◆ What is required ◆
Continue the report on the Birmingham anti-cuts march from the point where it stops, before the entries that follow it.

◆ Extract provided ◆
Tag Archives: Feb 26th

Birmingham Against the Cuts Council Cuts Demonstration

The anti-cuts struggle in Birmingham moved up another notch on Saturday with a very successful city centre demonstration. It was organised by Birmingham against the Cuts; a collective of Trades Unions, Political organisations, Campaign and Community groups, initiated by Birmingham Trades Union Council.

Over a 1000 demonstrators representing a variety of organisations, anti-cuts groups and trades unions gathered in the grounds of Saint Phillips Cathedral, with more joining as the march gathered pace. Despite earlier wet weather, this turn out was extremely good. Many were taking part in their first ever demonstration and this gave a very refreshing atmosphere with a lively and noisy procession through the streets.

© Geoff Dexter Sherborne Publications

We are grateful to the Bishop for allowing us to use the Cathedral Square to gather, but less than grateful to the Council who wanted to restrict our march to a few back streets; platitudes in favour of democracy in the Middle East from Cameron were not matched by Tory practice in Birmingham! This was more restrictive than the police view.

However, the march set off in high spirits along a short route, but one which did go through the city centre shopping area. The reception from shoppers in High Street and New Street was enthusiastic. As the march went along New Street, activists from     UK Uncut staged an impromptu blockade of tax-dodgers Barclays Bank on the High Street and Burtons (another of Phillip Green’s enterprises) & Vodafone on New Street . This kind of street theatre played an important role in getting the message across that there is an alternative to the cuts, and it lies with making the fat-cat corporations and the banks pay. It also generated considerable public sympathy.

On the march there were contingents and banners from Save Birmingham Youth Service (CYWU-UNITE), Social Work Action Group, Women2gether, Friends of Moseley Baths, Campaign to Retain our School Service (CROSS), Connexions, the Green Party, the Labour Party, the Right to Work Campaign, the People’s Charter, the Clarion Singers (who wrote a song especially for the occasion), the Alliance against Birmingham Academies,, GMB, UNISON, CPS, UNITE, CWU, UCU, and the NUT. The march was led by contingents from Birmingham against the Cuts and Birmingham Trades Union Council.

◆ Information shown ◆
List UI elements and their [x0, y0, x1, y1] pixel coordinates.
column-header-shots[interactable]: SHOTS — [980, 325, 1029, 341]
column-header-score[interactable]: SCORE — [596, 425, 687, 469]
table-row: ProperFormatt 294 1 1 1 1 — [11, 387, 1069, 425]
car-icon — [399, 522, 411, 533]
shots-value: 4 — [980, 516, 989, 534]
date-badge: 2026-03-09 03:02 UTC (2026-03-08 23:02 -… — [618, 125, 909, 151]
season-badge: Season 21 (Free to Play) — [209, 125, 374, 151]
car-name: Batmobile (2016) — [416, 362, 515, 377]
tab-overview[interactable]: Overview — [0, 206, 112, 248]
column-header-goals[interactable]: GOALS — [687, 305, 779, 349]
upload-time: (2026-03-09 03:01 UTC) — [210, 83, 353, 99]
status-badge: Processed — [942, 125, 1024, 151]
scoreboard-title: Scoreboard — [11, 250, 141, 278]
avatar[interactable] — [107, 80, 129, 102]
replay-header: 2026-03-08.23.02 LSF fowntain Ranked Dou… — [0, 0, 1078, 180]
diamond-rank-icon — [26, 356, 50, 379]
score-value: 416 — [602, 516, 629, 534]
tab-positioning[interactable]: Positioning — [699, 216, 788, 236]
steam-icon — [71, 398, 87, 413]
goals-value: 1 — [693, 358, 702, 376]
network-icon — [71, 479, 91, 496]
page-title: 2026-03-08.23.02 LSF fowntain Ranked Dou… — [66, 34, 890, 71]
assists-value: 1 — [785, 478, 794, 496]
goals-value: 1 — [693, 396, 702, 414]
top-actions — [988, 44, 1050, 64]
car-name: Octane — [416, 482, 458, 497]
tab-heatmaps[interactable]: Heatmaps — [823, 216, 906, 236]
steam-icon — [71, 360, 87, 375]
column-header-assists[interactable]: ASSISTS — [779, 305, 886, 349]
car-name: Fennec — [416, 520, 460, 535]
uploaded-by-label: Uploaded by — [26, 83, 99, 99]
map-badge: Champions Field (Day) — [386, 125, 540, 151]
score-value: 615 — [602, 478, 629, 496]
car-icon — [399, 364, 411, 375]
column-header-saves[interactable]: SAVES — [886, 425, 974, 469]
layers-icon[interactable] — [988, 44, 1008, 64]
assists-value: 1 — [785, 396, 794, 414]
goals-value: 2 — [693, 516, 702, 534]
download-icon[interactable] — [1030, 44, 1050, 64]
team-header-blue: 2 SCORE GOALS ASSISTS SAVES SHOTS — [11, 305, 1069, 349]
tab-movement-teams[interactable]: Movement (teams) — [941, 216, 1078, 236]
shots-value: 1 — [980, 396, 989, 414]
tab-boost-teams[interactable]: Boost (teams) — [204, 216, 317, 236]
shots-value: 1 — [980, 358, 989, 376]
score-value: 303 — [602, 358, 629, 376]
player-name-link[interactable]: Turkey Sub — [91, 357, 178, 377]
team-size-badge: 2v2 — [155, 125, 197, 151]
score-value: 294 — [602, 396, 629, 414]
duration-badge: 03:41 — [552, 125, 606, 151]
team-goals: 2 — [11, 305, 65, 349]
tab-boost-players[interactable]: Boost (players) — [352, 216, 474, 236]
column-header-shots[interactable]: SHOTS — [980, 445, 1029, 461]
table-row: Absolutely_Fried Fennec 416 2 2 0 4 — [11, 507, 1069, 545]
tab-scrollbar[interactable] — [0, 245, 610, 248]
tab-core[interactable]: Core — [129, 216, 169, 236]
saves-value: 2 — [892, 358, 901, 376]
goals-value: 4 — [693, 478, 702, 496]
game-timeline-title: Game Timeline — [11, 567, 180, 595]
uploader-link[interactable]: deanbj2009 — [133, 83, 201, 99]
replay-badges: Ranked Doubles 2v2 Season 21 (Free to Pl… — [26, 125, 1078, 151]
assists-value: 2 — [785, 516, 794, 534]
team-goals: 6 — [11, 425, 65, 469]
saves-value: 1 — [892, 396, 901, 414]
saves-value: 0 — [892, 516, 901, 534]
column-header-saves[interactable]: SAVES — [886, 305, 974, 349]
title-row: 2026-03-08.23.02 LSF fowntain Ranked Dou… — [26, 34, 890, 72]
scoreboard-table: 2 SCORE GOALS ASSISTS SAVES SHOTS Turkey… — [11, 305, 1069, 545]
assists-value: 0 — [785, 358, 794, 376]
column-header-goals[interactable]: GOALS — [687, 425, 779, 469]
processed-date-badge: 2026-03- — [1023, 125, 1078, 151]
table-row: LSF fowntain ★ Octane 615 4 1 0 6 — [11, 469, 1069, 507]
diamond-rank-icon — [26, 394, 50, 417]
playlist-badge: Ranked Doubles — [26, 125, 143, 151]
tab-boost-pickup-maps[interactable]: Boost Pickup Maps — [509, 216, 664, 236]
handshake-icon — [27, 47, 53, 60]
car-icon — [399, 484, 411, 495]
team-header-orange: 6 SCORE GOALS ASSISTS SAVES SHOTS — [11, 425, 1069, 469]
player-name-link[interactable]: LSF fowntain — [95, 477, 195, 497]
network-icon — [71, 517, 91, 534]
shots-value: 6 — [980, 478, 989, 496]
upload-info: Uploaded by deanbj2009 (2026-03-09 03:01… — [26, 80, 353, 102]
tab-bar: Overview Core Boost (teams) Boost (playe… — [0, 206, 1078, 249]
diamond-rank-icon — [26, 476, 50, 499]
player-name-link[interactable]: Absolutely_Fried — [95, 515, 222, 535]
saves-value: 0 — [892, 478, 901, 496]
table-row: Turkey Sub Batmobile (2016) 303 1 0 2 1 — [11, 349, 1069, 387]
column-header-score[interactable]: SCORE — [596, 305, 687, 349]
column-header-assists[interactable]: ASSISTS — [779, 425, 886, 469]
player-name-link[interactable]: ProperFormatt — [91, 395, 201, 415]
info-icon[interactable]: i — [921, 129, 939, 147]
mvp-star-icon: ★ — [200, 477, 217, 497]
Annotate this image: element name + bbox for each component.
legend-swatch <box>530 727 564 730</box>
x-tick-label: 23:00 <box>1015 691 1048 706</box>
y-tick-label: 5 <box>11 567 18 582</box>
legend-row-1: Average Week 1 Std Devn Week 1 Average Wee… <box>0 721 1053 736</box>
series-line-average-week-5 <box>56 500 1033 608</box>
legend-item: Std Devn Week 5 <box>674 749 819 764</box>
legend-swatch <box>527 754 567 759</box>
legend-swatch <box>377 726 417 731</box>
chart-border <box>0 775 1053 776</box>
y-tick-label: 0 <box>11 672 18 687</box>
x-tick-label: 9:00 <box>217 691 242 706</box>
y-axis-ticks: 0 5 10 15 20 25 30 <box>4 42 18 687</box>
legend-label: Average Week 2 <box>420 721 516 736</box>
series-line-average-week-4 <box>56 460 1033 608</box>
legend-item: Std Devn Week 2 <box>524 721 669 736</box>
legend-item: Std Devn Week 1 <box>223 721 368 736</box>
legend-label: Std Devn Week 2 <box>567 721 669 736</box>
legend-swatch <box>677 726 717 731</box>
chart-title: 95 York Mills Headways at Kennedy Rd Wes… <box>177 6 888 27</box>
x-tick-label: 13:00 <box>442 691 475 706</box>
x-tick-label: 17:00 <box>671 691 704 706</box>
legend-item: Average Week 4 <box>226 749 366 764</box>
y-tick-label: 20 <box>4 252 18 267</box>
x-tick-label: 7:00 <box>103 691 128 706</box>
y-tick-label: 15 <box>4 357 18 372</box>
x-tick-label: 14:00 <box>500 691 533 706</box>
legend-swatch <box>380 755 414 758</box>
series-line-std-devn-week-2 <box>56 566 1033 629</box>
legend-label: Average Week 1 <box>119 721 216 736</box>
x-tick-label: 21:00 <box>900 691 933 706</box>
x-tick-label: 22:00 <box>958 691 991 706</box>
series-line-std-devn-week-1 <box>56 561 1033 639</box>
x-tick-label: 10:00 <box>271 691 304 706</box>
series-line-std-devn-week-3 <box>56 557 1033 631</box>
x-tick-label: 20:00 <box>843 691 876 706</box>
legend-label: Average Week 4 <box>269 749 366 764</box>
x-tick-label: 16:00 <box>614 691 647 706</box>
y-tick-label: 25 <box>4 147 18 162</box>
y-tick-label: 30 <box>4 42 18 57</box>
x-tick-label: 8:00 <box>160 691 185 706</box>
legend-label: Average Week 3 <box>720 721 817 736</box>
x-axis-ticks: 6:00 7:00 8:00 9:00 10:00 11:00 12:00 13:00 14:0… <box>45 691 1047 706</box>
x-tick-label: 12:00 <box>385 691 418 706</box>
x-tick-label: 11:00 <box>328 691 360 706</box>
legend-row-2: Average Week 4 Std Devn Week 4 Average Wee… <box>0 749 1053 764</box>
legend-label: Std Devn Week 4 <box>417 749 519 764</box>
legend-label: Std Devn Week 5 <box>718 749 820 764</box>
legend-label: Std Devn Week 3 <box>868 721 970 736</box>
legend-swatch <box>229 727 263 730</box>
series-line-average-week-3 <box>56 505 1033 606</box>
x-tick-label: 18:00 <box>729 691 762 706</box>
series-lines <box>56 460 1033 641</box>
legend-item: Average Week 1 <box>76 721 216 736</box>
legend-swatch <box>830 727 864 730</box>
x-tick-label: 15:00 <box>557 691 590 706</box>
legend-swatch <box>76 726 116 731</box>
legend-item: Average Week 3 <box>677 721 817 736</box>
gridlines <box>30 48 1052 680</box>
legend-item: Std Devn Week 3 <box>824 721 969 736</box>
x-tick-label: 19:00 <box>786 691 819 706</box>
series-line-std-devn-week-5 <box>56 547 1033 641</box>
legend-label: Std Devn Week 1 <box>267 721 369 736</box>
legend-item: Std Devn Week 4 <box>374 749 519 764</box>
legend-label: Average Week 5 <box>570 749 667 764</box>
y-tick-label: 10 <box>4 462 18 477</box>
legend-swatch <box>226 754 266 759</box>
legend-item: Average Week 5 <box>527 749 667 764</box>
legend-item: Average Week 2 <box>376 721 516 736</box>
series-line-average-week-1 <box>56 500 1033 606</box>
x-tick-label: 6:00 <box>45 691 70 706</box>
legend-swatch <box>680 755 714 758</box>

◆ Written response ◆
There were speakers at the start and end of the march; Lee Barron (the regional secretary of the CWU and the new chair of West Midlands TUC, Trudy Allen (PCS), Roger Jenkins (GMB), Grahame Horn (Birmingham UNISON), James Smith (UCU), Roger Mackenzie (West Midlands UNISON), Bob Williams-Findlay from Disabled People against Cuts, Stuart Richardson (Birmingham TUC), Doug Morgan (Birmingham NUT), Caroline Johnson (Birmingham Against the Cuts), Albert Bore – the Council Labour Leader, Andy Chaffer (People’s Charter), Maxie Hayle – Black People Rising Against the Cuts, Matt Raine from the Right to Work Campaign, Doug Morgan (NUT), FE student activist Tom Maguire-Wright and Joyce Canaan – UCU and BCU Against Cuts and Fees.

The rally was chaired by UNISON Birmingham’s Joint Secretary Caroline Johnson.

Considerable media coverage was generated, including interviews with Bob Williams-Findlay, on behalf of Disabled People against Cuts and Stuart Richardson, on behalf of Birmingham Trades Union Council.

Overall, the demonstration counts as another big success for Birmingham against the Cuts, after an impressive public meeting the previous week at the Council House. It shows once again what can be done when the left, the unions and campaign groups work together with an inclusive and democratic spirit.

Tomorrow from 2pm-6pm Birmingham City Council holds the full council meeting where the budget will be voted on. Unison and Birmingham Against the Cuts will be holding a demonstration outside the council house at the same time. Come and join us – if you can’t make the afternoon the demonstration will go on until at least 6pm.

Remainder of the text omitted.